Instruction. In the records below, the line that contains "What does this" marks the start. Copy it and each line after it through the end, exactly, without pictures.

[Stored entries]
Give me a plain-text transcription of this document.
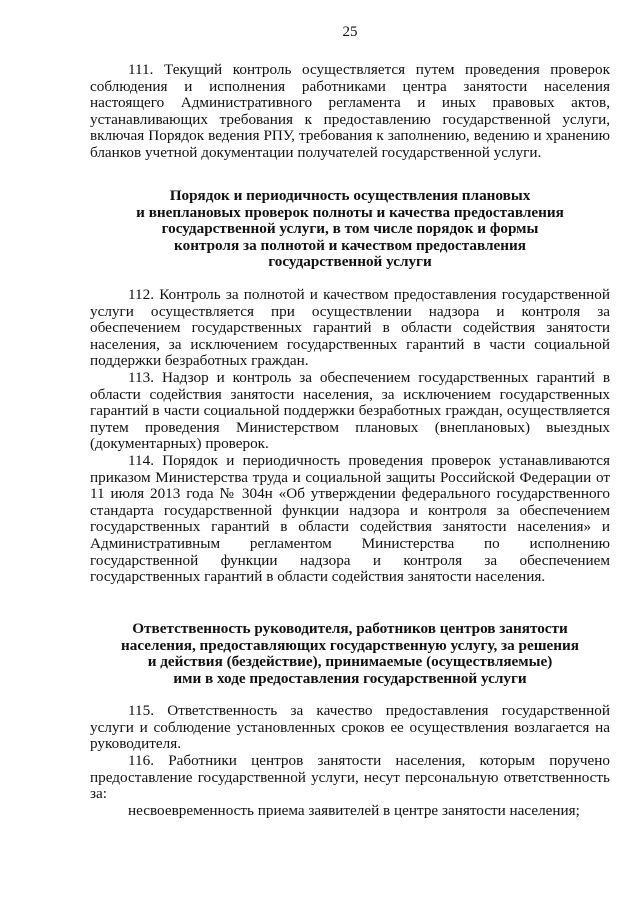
25

111. Текущий контроль осуществляется путем проведения проверок соблюдения и исполнения работниками центра занятости населения настоящего Административного регламента и иных правовых актов, устанавливающих требования к предоставлению государственной услуги, включая Порядок ведения РПУ, требования к заполнению, ведению и хранению бланков учетной документации получателей государственной услуги.

Порядок и периодичность осуществления плановых
и внеплановых проверок полноты и качества предоставления
государственной услуги, в том числе порядок и формы
контроля за полнотой и качеством предоставления
государственной услуги

112. Контроль за полнотой и качеством предоставления государственной услуги осуществляется при осуществлении надзора и контроля за обеспечением государственных гарантий в области содействия занятости населения, за исключением государственных гарантий в части социальной поддержки безработных граждан.

113. Надзор и контроль за обеспечением государственных гарантий в области содействия занятости населения, за исключением государственных гарантий в части социальной поддержки безработных граждан, осуществляется путем проведения Министерством плановых (внеплановых) выездных (документарных) проверок.

114. Порядок и периодичность проведения проверок устанавливаются приказом Министерства труда и социальной защиты Российской Федерации от 11 июля 2013 года № 304н «Об утверждении федерального государственного стандарта государственной функции надзора и контроля за обеспечением государственных гарантий в области содействия занятости населения» и Административным регламентом Министерства по исполнению государственной функции надзора и контроля за обеспечением государственных гарантий в области содействия занятости населения.

Ответственность руководителя, работников центров занятости
населения, предоставляющих государственную услугу, за решения
и действия (бездействие), принимаемые (осуществляемые)
ими в ходе предоставления государственной услуги

115. Ответственность за качество предоставления государственной услуги и соблюдение установленных сроков ее осуществления возлагается на руководителя.

116. Работники центров занятости населения, которым поручено предоставление государственной услуги, несут персональную ответственность за:

несвоевременность приема заявителей в центре занятости населения;
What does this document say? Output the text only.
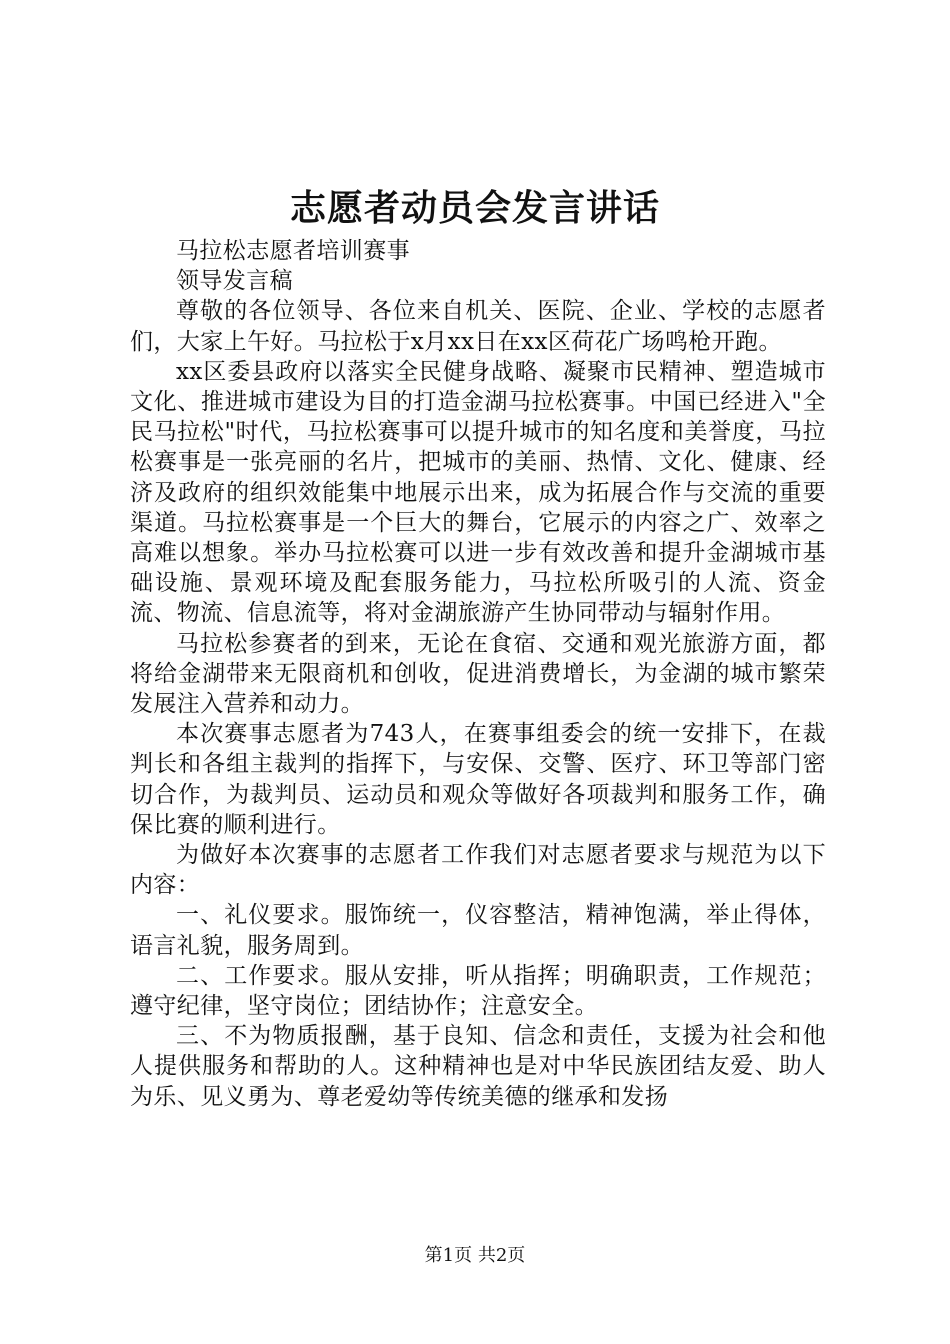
志愿者动员会发言讲话

马拉松志愿者培训赛事

领导发言稿

尊敬的各位领导、各位来自机关、医院、企业、学校的志愿者们，大家上午好。马拉松于x月xx日在xx区荷花广场鸣枪开跑。

xx区委县政府以落实全民健身战略、凝聚市民精神、塑造城市文化、推进城市建设为目的打造金湖马拉松赛事。中国已经进入"全民马拉松"时代，马拉松赛事可以提升城市的知名度和美誉度，马拉松赛事是一张亮丽的名片，把城市的美丽、热情、文化、健康、经济及政府的组织效能集中地展示出来，成为拓展合作与交流的重要渠道。马拉松赛事是一个巨大的舞台，它展示的内容之广、效率之高难以想象。举办马拉松赛可以进一步有效改善和提升金湖城市基础设施、景观环境及配套服务能力，马拉松所吸引的人流、资金流、物流、信息流等，将对金湖旅游产生协同带动与辐射作用。

马拉松参赛者的到来，无论在食宿、交通和观光旅游方面，都将给金湖带来无限商机和创收，促进消费增长，为金湖的城市繁荣发展注入营养和动力。

本次赛事志愿者为743人，在赛事组委会的统一安排下，在裁判长和各组主裁判的指挥下，与安保、交警、医疗、环卫等部门密切合作，为裁判员、运动员和观众等做好各项裁判和服务工作，确保比赛的顺利进行。

为做好本次赛事的志愿者工作我们对志愿者要求与规范为以下内容：

一、礼仪要求。服饰统一，仪容整洁，精神饱满，举止得体，语言礼貌，服务周到。

二、工作要求。服从安排，听从指挥；明确职责，工作规范；遵守纪律，坚守岗位；团结协作；注意安全。

三、不为物质报酬，基于良知、信念和责任，支援为社会和他人提供服务和帮助的人。这种精神也是对中华民族团结友爱、助人为乐、见义勇为、尊老爱幼等传统美德的继承和发扬

第1页 共2页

Task solution.
What does this document say? Output the text only.
志愿者动员会发言讲话

马拉松志愿者培训赛事

领导发言稿

尊敬的各位领导、各位来自机关、医院、企业、学校的志愿者们，大家上午好。马拉松于x月xx日在xx区荷花广场鸣枪开跑。

xx区委县政府以落实全民健身战略、凝聚市民精神、塑造城市文化、推进城市建设为目的打造金湖马拉松赛事。中国已经进入"全民马拉松"时代，马拉松赛事可以提升城市的知名度和美誉度，马拉松赛事是一张亮丽的名片，把城市的美丽、热情、文化、健康、经济及政府的组织效能集中地展示出来，成为拓展合作与交流的重要渠道。马拉松赛事是一个巨大的舞台，它展示的内容之广、效率之高难以想象。举办马拉松赛可以进一步有效改善和提升金湖城市基础设施、景观环境及配套服务能力，马拉松所吸引的人流、资金流、物流、信息流等，将对金湖旅游产生协同带动与辐射作用。

马拉松参赛者的到来，无论在食宿、交通和观光旅游方面，都将给金湖带来无限商机和创收，促进消费增长，为金湖的城市繁荣发展注入营养和动力。

本次赛事志愿者为743人，在赛事组委会的统一安排下，在裁判长和各组主裁判的指挥下，与安保、交警、医疗、环卫等部门密切合作，为裁判员、运动员和观众等做好各项裁判和服务工作，确保比赛的顺利进行。

为做好本次赛事的志愿者工作我们对志愿者要求与规范为以下内容：

一、礼仪要求。服饰统一，仪容整洁，精神饱满，举止得体，语言礼貌，服务周到。

二、工作要求。服从安排，听从指挥；明确职责，工作规范；遵守纪律，坚守岗位；团结协作；注意安全。

三、不为物质报酬，基于良知、信念和责任，支援为社会和他人提供服务和帮助的人。这种精神也是对中华民族团结友爱、助人为乐、见义勇为、尊老爱幼等传统美德的继承和发扬

第1页 共2页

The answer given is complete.